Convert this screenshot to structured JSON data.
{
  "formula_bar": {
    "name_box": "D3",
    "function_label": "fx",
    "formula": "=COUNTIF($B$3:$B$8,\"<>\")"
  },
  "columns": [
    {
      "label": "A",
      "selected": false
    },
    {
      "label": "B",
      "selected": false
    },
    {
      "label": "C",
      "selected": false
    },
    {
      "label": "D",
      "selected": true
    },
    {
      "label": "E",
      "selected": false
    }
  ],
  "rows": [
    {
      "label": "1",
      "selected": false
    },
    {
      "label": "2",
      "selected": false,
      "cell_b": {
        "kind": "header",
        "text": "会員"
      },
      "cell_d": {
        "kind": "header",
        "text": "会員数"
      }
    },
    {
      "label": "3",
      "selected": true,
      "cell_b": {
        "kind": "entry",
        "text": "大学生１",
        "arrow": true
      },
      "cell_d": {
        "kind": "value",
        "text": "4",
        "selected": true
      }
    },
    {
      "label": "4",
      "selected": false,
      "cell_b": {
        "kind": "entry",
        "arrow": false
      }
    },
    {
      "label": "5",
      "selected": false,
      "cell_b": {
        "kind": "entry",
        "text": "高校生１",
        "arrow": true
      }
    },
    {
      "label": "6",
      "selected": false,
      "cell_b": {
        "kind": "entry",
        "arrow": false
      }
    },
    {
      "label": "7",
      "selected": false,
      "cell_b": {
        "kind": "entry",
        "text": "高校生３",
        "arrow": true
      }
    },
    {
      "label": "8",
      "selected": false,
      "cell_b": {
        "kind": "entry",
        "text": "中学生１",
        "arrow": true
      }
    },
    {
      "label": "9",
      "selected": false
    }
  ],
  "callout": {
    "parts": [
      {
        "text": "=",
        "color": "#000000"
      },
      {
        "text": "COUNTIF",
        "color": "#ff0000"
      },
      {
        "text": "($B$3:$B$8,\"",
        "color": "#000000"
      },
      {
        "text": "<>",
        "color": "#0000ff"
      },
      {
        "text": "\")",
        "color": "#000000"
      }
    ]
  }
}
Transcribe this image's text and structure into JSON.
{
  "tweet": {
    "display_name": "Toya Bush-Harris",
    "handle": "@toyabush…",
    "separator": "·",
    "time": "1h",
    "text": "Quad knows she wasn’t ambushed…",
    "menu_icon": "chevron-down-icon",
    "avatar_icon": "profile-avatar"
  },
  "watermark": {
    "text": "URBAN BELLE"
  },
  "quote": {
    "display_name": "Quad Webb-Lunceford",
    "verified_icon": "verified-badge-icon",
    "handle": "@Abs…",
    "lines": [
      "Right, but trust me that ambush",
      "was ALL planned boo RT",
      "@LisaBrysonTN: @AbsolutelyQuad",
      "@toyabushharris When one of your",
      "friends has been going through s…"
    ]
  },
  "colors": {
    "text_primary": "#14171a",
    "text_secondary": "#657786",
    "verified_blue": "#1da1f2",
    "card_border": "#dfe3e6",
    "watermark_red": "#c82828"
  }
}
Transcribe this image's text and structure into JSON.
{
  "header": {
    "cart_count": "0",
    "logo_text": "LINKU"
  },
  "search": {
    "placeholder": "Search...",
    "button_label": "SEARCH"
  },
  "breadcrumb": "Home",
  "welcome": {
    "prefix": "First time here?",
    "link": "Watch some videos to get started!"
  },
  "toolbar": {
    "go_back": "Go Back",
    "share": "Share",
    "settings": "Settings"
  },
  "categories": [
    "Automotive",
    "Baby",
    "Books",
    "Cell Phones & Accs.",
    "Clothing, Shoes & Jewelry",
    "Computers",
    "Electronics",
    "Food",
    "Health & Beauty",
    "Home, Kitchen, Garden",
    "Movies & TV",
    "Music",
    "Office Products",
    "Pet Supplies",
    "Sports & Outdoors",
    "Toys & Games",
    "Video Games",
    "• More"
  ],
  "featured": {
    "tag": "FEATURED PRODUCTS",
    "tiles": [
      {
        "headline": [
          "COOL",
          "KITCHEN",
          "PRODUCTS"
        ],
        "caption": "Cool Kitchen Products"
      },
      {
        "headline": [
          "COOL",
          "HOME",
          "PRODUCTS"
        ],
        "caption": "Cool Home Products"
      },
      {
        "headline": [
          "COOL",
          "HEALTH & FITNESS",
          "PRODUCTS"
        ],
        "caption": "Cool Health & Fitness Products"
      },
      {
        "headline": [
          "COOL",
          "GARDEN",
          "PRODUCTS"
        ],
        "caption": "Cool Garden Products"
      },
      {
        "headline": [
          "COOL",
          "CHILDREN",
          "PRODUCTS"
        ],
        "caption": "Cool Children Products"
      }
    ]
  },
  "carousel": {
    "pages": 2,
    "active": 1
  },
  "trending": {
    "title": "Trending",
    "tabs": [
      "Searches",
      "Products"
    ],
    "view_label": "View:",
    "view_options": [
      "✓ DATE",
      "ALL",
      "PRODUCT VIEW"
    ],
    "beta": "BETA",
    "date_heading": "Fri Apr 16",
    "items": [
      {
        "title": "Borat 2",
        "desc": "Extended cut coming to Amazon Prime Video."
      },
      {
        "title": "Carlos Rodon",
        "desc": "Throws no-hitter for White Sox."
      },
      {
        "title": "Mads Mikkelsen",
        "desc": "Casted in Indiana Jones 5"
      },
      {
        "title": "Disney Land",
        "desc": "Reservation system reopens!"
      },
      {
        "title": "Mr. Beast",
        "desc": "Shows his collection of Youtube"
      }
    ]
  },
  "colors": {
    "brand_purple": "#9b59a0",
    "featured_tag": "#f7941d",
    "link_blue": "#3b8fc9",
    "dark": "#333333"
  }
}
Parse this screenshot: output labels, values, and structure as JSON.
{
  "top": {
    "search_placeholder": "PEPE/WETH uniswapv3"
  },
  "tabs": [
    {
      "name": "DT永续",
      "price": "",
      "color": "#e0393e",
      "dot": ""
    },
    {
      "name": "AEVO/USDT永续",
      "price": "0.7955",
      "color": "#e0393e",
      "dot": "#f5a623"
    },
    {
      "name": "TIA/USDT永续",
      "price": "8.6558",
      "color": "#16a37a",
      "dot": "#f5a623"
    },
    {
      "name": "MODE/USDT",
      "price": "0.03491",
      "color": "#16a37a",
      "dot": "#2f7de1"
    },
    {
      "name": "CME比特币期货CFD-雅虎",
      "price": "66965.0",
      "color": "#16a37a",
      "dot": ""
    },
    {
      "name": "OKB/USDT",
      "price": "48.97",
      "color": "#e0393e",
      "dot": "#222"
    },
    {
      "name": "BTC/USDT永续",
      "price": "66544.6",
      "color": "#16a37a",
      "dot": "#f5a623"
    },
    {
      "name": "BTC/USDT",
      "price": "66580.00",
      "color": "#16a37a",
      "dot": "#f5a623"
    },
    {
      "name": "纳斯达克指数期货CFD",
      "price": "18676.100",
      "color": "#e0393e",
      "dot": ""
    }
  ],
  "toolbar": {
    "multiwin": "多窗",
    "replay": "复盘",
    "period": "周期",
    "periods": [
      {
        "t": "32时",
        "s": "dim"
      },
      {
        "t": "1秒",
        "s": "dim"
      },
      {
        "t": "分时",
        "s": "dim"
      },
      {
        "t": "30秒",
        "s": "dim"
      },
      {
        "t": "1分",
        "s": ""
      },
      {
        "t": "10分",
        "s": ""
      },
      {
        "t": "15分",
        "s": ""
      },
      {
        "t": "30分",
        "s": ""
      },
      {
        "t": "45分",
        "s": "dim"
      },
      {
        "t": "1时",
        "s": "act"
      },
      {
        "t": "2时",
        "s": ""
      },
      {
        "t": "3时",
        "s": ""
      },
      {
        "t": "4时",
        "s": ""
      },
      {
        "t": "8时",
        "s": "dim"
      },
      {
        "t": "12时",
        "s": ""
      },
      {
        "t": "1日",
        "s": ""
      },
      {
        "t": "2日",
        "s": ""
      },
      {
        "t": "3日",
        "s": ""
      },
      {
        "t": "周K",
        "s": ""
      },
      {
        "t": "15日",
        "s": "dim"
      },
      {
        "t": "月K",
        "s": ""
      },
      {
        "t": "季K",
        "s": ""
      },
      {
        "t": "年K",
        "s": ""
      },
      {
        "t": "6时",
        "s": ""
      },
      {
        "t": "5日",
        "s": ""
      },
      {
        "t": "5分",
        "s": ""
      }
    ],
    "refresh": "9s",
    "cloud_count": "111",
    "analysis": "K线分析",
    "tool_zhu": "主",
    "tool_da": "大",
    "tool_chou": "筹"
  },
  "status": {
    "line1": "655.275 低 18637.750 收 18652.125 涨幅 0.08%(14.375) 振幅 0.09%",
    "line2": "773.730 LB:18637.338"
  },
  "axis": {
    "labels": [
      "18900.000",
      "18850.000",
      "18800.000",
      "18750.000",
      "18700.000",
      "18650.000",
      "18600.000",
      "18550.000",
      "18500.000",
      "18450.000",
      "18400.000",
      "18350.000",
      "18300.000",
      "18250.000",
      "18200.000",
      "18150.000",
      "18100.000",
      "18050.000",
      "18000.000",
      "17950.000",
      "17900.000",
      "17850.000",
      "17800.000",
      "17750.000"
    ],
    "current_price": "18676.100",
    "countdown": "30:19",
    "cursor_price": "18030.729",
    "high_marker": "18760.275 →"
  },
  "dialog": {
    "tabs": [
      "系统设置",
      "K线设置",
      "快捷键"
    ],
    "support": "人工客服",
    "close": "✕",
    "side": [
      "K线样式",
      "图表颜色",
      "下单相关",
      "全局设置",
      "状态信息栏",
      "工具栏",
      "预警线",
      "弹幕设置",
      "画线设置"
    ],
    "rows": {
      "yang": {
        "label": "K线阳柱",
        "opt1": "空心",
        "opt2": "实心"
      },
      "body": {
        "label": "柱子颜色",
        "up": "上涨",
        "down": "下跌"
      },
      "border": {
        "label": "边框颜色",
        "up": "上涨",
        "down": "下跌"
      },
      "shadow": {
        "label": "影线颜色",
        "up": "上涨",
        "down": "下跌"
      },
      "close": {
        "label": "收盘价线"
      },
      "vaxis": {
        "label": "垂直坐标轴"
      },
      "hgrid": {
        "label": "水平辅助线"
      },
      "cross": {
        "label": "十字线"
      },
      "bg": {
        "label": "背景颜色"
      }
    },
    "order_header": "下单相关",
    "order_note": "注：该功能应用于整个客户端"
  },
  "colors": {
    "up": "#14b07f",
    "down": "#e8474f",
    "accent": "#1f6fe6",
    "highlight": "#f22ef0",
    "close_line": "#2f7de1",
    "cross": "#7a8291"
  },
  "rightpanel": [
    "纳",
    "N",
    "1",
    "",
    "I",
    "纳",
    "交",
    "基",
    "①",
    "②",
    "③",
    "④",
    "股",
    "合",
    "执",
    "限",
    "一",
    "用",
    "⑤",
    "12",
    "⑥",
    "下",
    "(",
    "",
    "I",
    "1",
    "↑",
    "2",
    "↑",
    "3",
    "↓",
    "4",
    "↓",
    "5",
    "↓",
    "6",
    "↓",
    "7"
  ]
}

* * *

To be done: Search the data for "desc" and list every line in which it occurs.

Task answer:
        "desc": "Extended cut coming to Amazon Prime Video."
        "desc": "Throws no-hitter for White Sox."
        "desc": "Casted in Indiana Jones 5"
        "desc": "Reservation system reopens!"
        "desc": "Shows his collection of Youtube"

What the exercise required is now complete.